Task brief =
In this exercise, print only the lines from the line with "Decode this chart: output" to the last line of the data below, inclusive. Any pictures should be left out.

Provided material =

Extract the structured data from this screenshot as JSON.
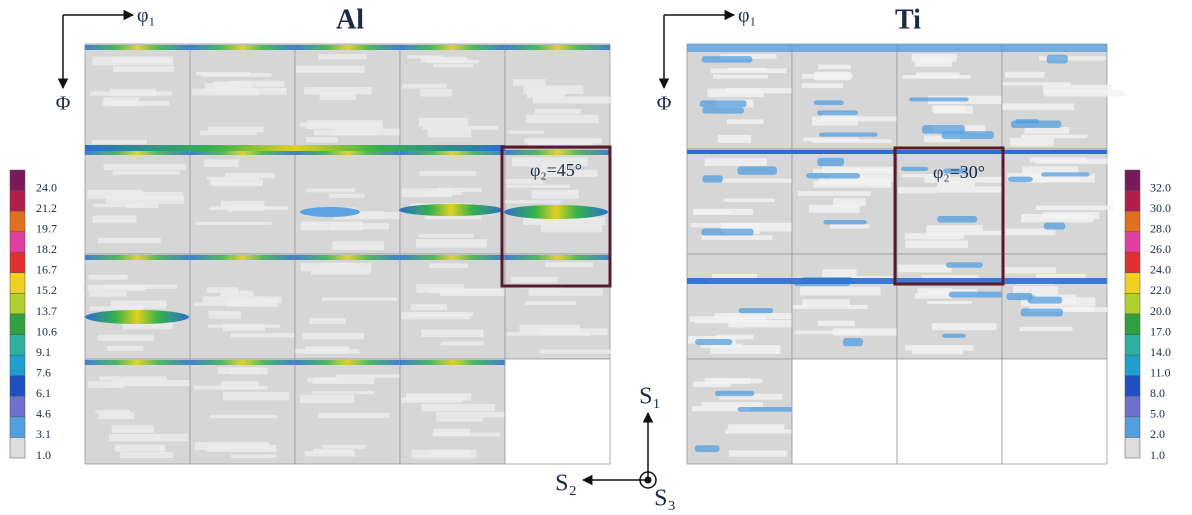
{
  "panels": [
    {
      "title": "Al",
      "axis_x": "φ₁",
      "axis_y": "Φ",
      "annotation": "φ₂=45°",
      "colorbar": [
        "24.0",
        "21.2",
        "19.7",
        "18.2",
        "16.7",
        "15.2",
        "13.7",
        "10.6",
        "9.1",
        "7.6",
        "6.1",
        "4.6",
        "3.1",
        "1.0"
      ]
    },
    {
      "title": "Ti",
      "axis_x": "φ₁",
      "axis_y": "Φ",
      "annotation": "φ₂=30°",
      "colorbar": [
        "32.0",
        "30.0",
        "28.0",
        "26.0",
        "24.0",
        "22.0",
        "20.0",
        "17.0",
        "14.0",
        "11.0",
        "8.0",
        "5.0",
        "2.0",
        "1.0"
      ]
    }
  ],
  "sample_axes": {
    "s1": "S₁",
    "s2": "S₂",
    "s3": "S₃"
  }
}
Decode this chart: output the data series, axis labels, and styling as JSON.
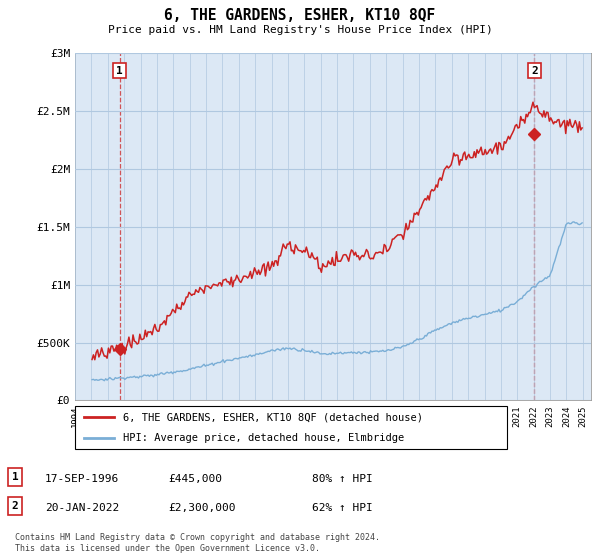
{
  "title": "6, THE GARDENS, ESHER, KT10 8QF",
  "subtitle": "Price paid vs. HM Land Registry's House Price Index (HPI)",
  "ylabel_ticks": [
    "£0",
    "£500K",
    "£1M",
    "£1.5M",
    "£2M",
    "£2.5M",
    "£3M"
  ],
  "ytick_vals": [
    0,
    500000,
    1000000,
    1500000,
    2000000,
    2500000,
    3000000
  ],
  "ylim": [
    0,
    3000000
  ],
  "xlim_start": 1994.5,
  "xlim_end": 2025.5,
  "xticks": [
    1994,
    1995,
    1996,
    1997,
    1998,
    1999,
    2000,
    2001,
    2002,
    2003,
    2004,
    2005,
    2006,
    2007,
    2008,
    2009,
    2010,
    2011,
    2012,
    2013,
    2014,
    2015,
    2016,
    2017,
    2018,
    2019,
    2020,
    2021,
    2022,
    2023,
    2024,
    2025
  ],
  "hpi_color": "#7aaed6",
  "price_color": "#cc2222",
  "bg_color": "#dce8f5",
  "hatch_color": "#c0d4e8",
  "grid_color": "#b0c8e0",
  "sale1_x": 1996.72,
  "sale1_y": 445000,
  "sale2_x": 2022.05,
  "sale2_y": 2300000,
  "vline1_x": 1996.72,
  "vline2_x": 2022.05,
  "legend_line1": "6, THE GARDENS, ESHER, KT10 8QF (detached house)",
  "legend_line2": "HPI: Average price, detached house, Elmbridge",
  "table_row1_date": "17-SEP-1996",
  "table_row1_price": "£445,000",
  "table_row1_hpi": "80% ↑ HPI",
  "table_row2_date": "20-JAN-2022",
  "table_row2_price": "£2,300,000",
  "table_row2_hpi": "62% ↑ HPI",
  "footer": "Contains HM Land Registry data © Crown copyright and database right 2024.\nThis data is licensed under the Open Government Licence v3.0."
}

Finished task =
Decode this chart: output the data series, axis labels, and styling as JSON.
{
  "title": "6, THE GARDENS, ESHER, KT10 8QF",
  "subtitle": "Price paid vs. HM Land Registry's House Price Index (HPI)",
  "ylabel_ticks": [
    "£0",
    "£500K",
    "£1M",
    "£1.5M",
    "£2M",
    "£2.5M",
    "£3M"
  ],
  "ytick_vals": [
    0,
    500000,
    1000000,
    1500000,
    2000000,
    2500000,
    3000000
  ],
  "ylim": [
    0,
    3000000
  ],
  "xlim_start": 1994.5,
  "xlim_end": 2025.5,
  "xticks": [
    1994,
    1995,
    1996,
    1997,
    1998,
    1999,
    2000,
    2001,
    2002,
    2003,
    2004,
    2005,
    2006,
    2007,
    2008,
    2009,
    2010,
    2011,
    2012,
    2013,
    2014,
    2015,
    2016,
    2017,
    2018,
    2019,
    2020,
    2021,
    2022,
    2023,
    2024,
    2025
  ],
  "hpi_color": "#7aaed6",
  "price_color": "#cc2222",
  "bg_color": "#dce8f5",
  "hatch_color": "#c0d4e8",
  "grid_color": "#b0c8e0",
  "sale1_x": 1996.72,
  "sale1_y": 445000,
  "sale2_x": 2022.05,
  "sale2_y": 2300000,
  "vline1_x": 1996.72,
  "vline2_x": 2022.05,
  "legend_line1": "6, THE GARDENS, ESHER, KT10 8QF (detached house)",
  "legend_line2": "HPI: Average price, detached house, Elmbridge",
  "table_row1_date": "17-SEP-1996",
  "table_row1_price": "£445,000",
  "table_row1_hpi": "80% ↑ HPI",
  "table_row2_date": "20-JAN-2022",
  "table_row2_price": "£2,300,000",
  "table_row2_hpi": "62% ↑ HPI",
  "footer": "Contains HM Land Registry data © Crown copyright and database right 2024.\nThis data is licensed under the Open Government Licence v3.0."
}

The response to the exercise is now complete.